— START —
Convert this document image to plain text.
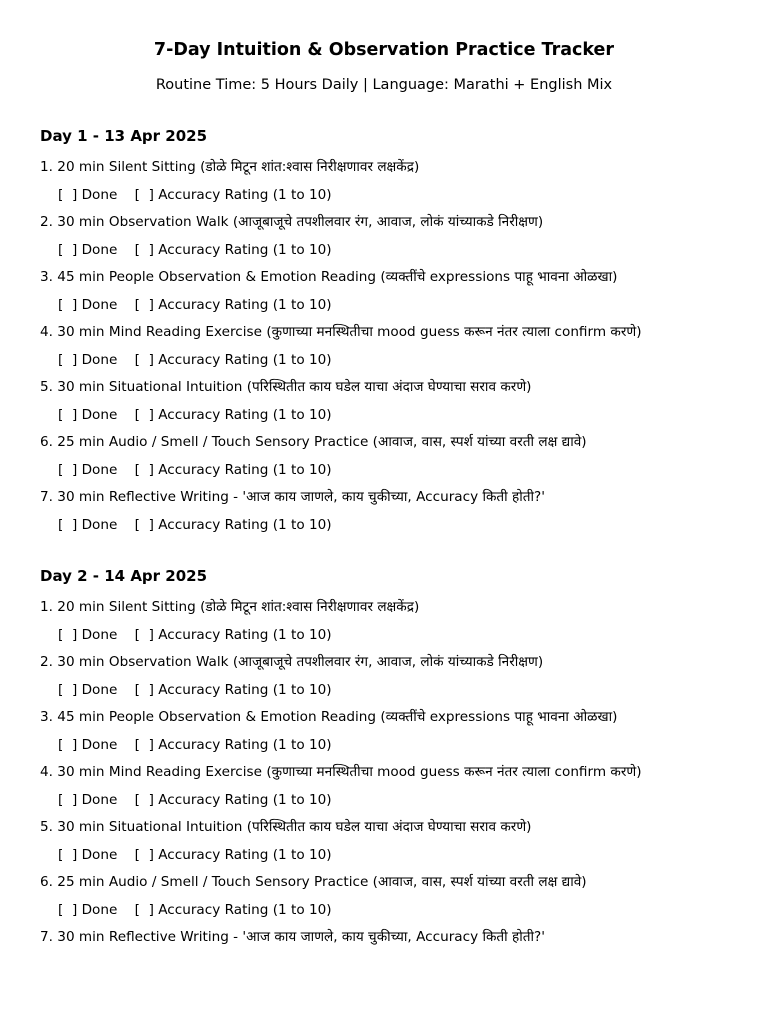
7-Day Intuition & Observation Practice Tracker

Routine Time: 5 Hours Daily | Language: Marathi + English Mix

Day 1 - 13 Apr 2025
1. 20 min Silent Sitting (डोळे मिटून शांत:श्वास निरीक्षणावर लक्षकेंद्र)
[  ] Done [  ] Accuracy Rating (1 to 10)
2. 30 min Observation Walk (आजूबाजूचे तपशीलवार रंग, आवाज, लोकं यांच्याकडे निरीक्षण)
[  ] Done [  ] Accuracy Rating (1 to 10)
3. 45 min People Observation & Emotion Reading (व्यक्तींचे expressions पाहू भावना ओळखा)
[  ] Done [  ] Accuracy Rating (1 to 10)
4. 30 min Mind Reading Exercise (कुणाच्या मनस्थितीचा mood guess करून नंतर त्याला confirm करणे)
[  ] Done [  ] Accuracy Rating (1 to 10)
5. 30 min Situational Intuition (परिस्थितीत काय घडेल याचा अंदाज घेण्याचा सराव करणे)
[  ] Done [  ] Accuracy Rating (1 to 10)
6. 25 min Audio / Smell / Touch Sensory Practice (आवाज, वास, स्पर्श यांच्या वरती लक्ष द्यावे)
[  ] Done [  ] Accuracy Rating (1 to 10)
7. 30 min Reflective Writing - 'आज काय जाणले, काय चुकीच्या, Accuracy किती होती?'
[  ] Done [  ] Accuracy Rating (1 to 10)
Day 2 - 14 Apr 2025
1. 20 min Silent Sitting (डोळे मिटून शांत:श्वास निरीक्षणावर लक्षकेंद्र)
[  ] Done [  ] Accuracy Rating (1 to 10)
2. 30 min Observation Walk (आजूबाजूचे तपशीलवार रंग, आवाज, लोकं यांच्याकडे निरीक्षण)
[  ] Done [  ] Accuracy Rating (1 to 10)
3. 45 min People Observation & Emotion Reading (व्यक्तींचे expressions पाहू भावना ओळखा)
[  ] Done [  ] Accuracy Rating (1 to 10)
4. 30 min Mind Reading Exercise (कुणाच्या मनस्थितीचा mood guess करून नंतर त्याला confirm करणे)
[  ] Done [  ] Accuracy Rating (1 to 10)
5. 30 min Situational Intuition (परिस्थितीत काय घडेल याचा अंदाज घेण्याचा सराव करणे)
[  ] Done [  ] Accuracy Rating (1 to 10)
6. 25 min Audio / Smell / Touch Sensory Practice (आवाज, वास, स्पर्श यांच्या वरती लक्ष द्यावे)
[  ] Done [  ] Accuracy Rating (1 to 10)
7. 30 min Reflective Writing - 'आज काय जाणले, काय चुकीच्या, Accuracy किती होती?'
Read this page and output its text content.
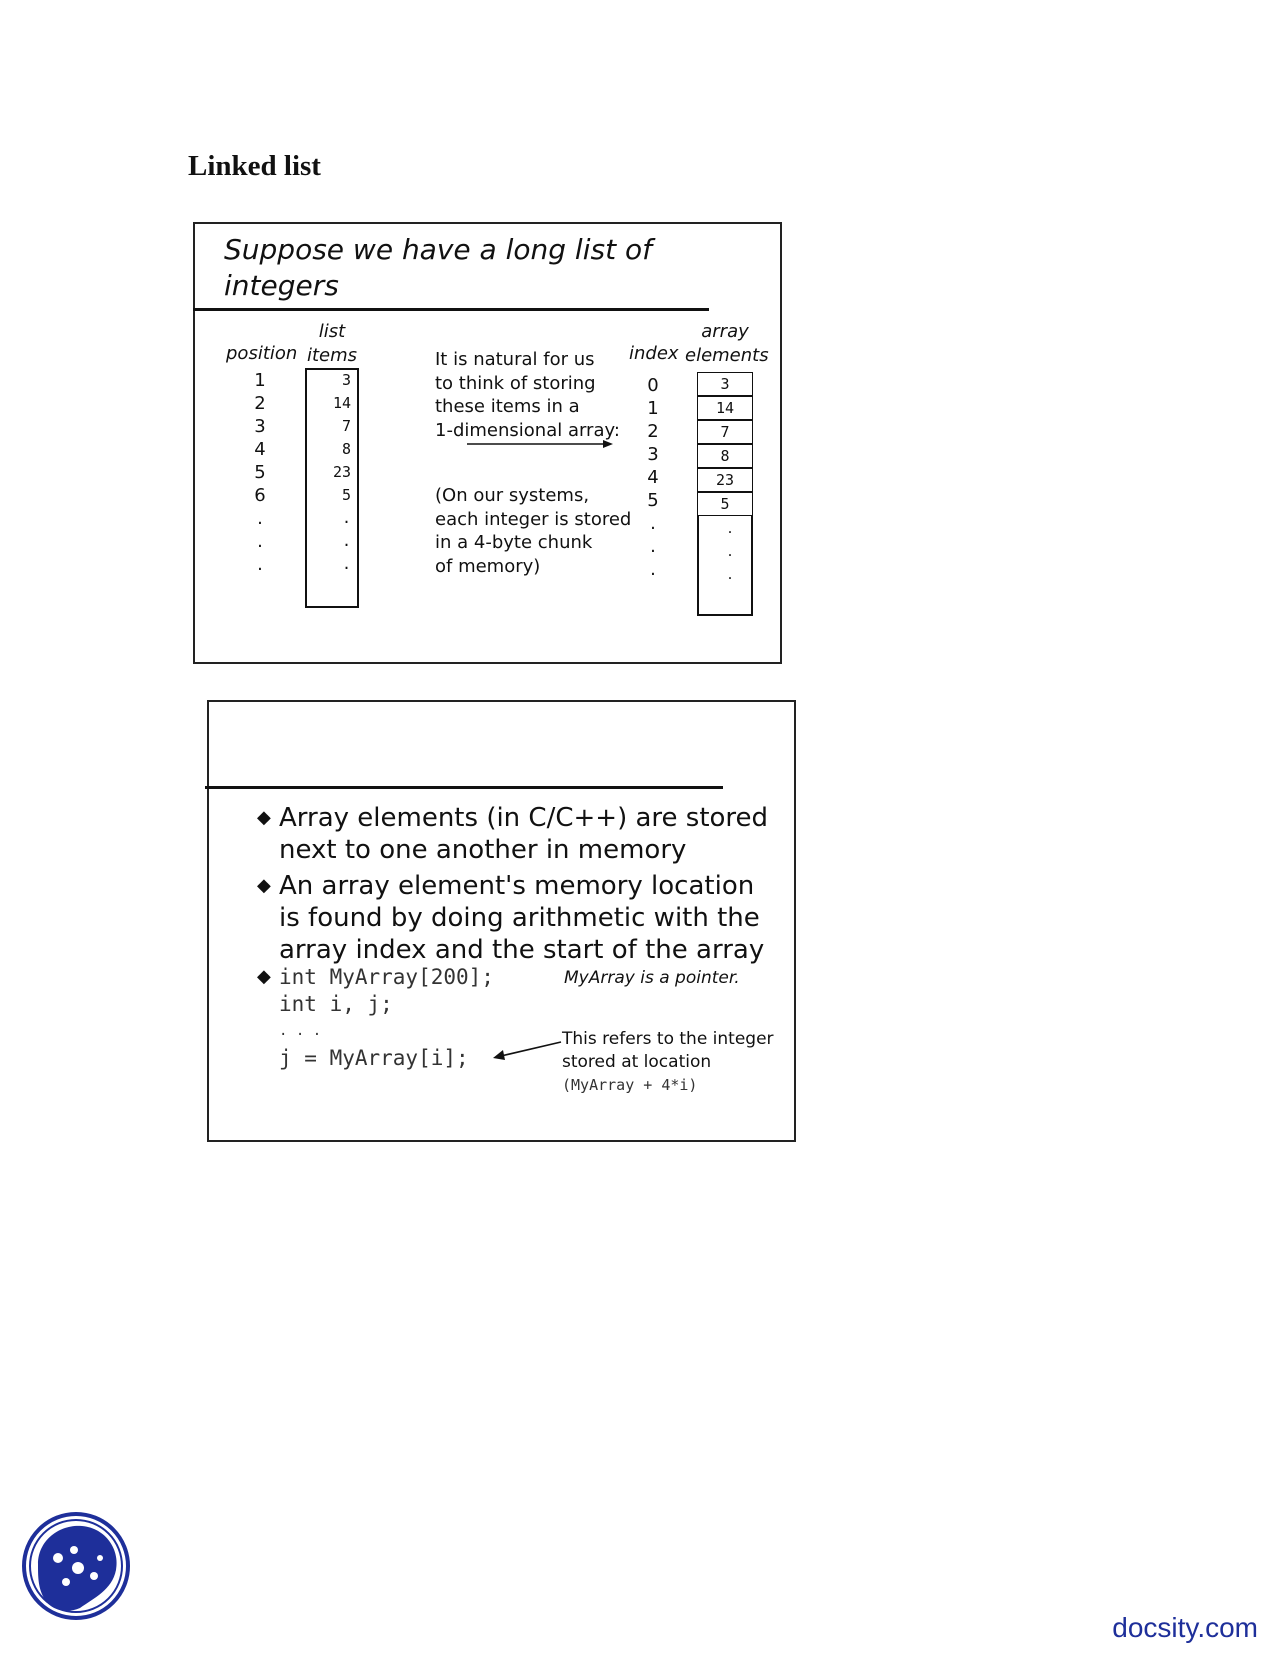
Linked list
Suppose we have a long list of
integers
position
list
items
1
2
3
4
5
6
.
.
.
3
14
7
8
23
5
.
.
.
It is natural for us
to think of storing
these items in a
1-dimensional array:
(On our systems,
each integer is stored
in a 4-byte chunk
of memory)
index
0
1
2
3
4
5
.
.
.
array
elements
3
14
7
8
23
5
.
.
.
◆ Array elements (in C/C++) are stored
next to one another in memory
◆ An array element's memory location
is found by doing arithmetic with the
array index and the start of the array
◆ int MyArray[200];
int i, j;
. . .
j = MyArray[i];
MyArray is a pointer.
This refers to the integer
stored at location
(MyArray + 4*i)
docsity.com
— END —
In your copy of the listing above, reproduce each line exactly and omit all pictures.

Result of the task:
Convert this document image to plain text.
7-Day Intuition & Observation Practice Tracker

Routine Time: 5 Hours Daily | Language: Marathi + English Mix

Day 1 - 13 Apr 2025
1. 20 min Silent Sitting (डोळे मिटून शांत:श्वास निरीक्षणावर लक्षकेंद्र)
[  ] Done [  ] Accuracy Rating (1 to 10)
2. 30 min Observation Walk (आजूबाजूचे तपशीलवार रंग, आवाज, लोकं यांच्याकडे निरीक्षण)
[  ] Done [  ] Accuracy Rating (1 to 10)
3. 45 min People Observation & Emotion Reading (व्यक्तींचे expressions पाहू भावना ओळखा)
[  ] Done [  ] Accuracy Rating (1 to 10)
4. 30 min Mind Reading Exercise (कुणाच्या मनस्थितीचा mood guess करून नंतर त्याला confirm करणे)
[  ] Done [  ] Accuracy Rating (1 to 10)
5. 30 min Situational Intuition (परिस्थितीत काय घडेल याचा अंदाज घेण्याचा सराव करणे)
[  ] Done [  ] Accuracy Rating (1 to 10)
6. 25 min Audio / Smell / Touch Sensory Practice (आवाज, वास, स्पर्श यांच्या वरती लक्ष द्यावे)
[  ] Done [  ] Accuracy Rating (1 to 10)
7. 30 min Reflective Writing - 'आज काय जाणले, काय चुकीच्या, Accuracy किती होती?'
[  ] Done [  ] Accuracy Rating (1 to 10)
Day 2 - 14 Apr 2025
1. 20 min Silent Sitting (डोळे मिटून शांत:श्वास निरीक्षणावर लक्षकेंद्र)
[  ] Done [  ] Accuracy Rating (1 to 10)
2. 30 min Observation Walk (आजूबाजूचे तपशीलवार रंग, आवाज, लोकं यांच्याकडे निरीक्षण)
[  ] Done [  ] Accuracy Rating (1 to 10)
3. 45 min People Observation & Emotion Reading (व्यक्तींचे expressions पाहू भावना ओळखा)
[  ] Done [  ] Accuracy Rating (1 to 10)
4. 30 min Mind Reading Exercise (कुणाच्या मनस्थितीचा mood guess करून नंतर त्याला confirm करणे)
[  ] Done [  ] Accuracy Rating (1 to 10)
5. 30 min Situational Intuition (परिस्थितीत काय घडेल याचा अंदाज घेण्याचा सराव करणे)
[  ] Done [  ] Accuracy Rating (1 to 10)
6. 25 min Audio / Smell / Touch Sensory Practice (आवाज, वास, स्पर्श यांच्या वरती लक्ष द्यावे)
[  ] Done [  ] Accuracy Rating (1 to 10)
7. 30 min Reflective Writing - 'आज काय जाणले, काय चुकीच्या, Accuracy किती होती?'
Read this page and output its text content.
Linked list
Suppose we have a long list of
integers
position
list
items
1
2
3
4
5
6
.
.
.
3
14
7
8
23
5
.
.
.
It is natural for us
to think of storing
these items in a
1-dimensional array:
(On our systems,
each integer is stored
in a 4-byte chunk
of memory)
index
0
1
2
3
4
5
.
.
.
array
elements
3
14
7
8
23
5
.
.
.
◆ Array elements (in C/C++) are stored
next to one another in memory
◆ An array element's memory location
is found by doing arithmetic with the
array index and the start of the array
◆ int MyArray[200];
int i, j;
. . .
j = MyArray[i];
MyArray is a pointer.
This refers to the integer
stored at location
(MyArray + 4*i)
docsity.com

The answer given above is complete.